▶ _PROVIDED DATA_:
────

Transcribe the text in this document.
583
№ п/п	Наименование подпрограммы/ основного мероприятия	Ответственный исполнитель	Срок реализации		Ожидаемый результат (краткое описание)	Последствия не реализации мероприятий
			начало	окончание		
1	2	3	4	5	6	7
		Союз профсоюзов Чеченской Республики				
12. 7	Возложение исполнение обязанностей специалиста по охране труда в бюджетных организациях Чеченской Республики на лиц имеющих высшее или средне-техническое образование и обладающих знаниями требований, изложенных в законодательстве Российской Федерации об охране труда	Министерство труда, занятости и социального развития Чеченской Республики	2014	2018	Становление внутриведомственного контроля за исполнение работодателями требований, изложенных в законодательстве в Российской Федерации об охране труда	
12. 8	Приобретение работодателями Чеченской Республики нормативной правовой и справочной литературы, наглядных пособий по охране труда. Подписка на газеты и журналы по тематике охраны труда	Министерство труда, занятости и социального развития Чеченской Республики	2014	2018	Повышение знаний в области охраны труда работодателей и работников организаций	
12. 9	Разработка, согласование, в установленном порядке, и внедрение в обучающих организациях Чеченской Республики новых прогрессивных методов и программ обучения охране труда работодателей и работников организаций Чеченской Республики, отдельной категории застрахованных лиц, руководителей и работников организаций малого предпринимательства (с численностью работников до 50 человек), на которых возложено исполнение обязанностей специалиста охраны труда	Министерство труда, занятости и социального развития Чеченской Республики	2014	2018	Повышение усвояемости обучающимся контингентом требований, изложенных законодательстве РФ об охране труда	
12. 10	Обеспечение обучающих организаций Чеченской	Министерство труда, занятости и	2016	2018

────

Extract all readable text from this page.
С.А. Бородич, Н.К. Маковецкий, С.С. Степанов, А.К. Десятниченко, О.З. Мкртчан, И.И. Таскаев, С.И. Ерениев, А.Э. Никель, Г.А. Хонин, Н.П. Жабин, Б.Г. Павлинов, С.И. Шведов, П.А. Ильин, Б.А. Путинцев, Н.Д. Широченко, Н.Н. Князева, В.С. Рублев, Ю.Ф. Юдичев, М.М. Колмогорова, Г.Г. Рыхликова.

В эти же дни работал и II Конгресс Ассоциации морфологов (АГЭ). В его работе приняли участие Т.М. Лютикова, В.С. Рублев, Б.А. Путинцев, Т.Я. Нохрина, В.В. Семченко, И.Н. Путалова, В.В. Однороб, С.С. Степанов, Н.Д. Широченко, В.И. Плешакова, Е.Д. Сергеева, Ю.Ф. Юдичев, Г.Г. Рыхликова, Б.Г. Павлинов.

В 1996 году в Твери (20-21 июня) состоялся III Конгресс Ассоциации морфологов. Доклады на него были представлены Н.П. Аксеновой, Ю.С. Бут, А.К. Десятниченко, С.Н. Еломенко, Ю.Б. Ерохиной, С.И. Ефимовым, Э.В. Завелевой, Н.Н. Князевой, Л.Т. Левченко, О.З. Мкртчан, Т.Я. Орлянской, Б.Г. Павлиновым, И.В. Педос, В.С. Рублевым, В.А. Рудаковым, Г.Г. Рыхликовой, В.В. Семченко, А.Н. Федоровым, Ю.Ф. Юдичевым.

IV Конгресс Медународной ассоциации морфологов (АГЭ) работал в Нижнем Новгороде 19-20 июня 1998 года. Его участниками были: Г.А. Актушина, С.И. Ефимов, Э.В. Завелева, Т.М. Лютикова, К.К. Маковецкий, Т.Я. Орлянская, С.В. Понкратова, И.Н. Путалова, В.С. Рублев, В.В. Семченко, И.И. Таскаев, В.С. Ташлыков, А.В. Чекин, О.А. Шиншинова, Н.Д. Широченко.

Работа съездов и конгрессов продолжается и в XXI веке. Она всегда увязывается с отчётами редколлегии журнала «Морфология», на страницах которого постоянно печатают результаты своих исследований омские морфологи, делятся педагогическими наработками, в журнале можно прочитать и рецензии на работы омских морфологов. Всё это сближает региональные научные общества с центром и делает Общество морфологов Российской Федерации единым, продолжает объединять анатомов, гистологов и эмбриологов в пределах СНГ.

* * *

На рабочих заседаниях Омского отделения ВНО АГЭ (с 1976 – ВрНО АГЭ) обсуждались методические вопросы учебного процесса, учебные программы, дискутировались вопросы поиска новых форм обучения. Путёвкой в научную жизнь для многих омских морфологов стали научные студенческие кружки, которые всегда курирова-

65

────

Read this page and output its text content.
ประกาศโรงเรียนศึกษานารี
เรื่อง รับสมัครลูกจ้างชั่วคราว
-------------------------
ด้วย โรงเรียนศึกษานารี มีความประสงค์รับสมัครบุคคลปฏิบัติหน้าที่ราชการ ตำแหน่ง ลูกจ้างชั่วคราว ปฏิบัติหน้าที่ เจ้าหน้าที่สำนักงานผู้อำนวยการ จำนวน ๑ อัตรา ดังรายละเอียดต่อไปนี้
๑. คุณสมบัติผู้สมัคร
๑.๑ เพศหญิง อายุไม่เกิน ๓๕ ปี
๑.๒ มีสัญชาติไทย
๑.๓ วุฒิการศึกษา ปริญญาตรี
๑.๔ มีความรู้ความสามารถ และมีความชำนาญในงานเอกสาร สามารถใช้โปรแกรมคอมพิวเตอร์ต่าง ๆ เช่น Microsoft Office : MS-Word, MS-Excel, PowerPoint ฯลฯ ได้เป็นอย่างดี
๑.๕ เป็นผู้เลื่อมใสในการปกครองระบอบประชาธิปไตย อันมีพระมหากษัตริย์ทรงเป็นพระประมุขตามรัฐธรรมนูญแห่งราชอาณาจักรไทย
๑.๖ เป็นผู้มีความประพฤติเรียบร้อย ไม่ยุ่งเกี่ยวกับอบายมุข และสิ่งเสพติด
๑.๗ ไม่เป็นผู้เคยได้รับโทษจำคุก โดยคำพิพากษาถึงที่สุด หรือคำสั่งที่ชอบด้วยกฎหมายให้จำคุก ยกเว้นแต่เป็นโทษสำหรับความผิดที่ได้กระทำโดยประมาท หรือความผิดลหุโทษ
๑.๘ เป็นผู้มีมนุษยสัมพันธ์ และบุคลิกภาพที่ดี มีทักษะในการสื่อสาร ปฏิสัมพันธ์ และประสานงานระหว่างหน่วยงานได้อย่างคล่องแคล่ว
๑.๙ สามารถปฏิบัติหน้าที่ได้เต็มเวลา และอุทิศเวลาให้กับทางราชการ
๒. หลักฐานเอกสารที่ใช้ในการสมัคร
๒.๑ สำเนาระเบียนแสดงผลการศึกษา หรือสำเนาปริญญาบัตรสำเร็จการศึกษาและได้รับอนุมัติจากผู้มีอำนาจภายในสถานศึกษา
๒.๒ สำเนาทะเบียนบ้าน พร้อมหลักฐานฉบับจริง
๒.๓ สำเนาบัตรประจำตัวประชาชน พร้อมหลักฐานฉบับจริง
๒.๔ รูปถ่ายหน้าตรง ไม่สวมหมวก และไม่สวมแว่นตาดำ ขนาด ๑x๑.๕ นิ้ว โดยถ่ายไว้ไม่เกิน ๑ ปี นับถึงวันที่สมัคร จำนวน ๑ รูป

────

▶ _WHAT YOU NEED TO DO_: What is the number of lines above that contain the string "Путалова"? Answer with the number alone.

▶ _REPLY TO THE EXERCISE_: 2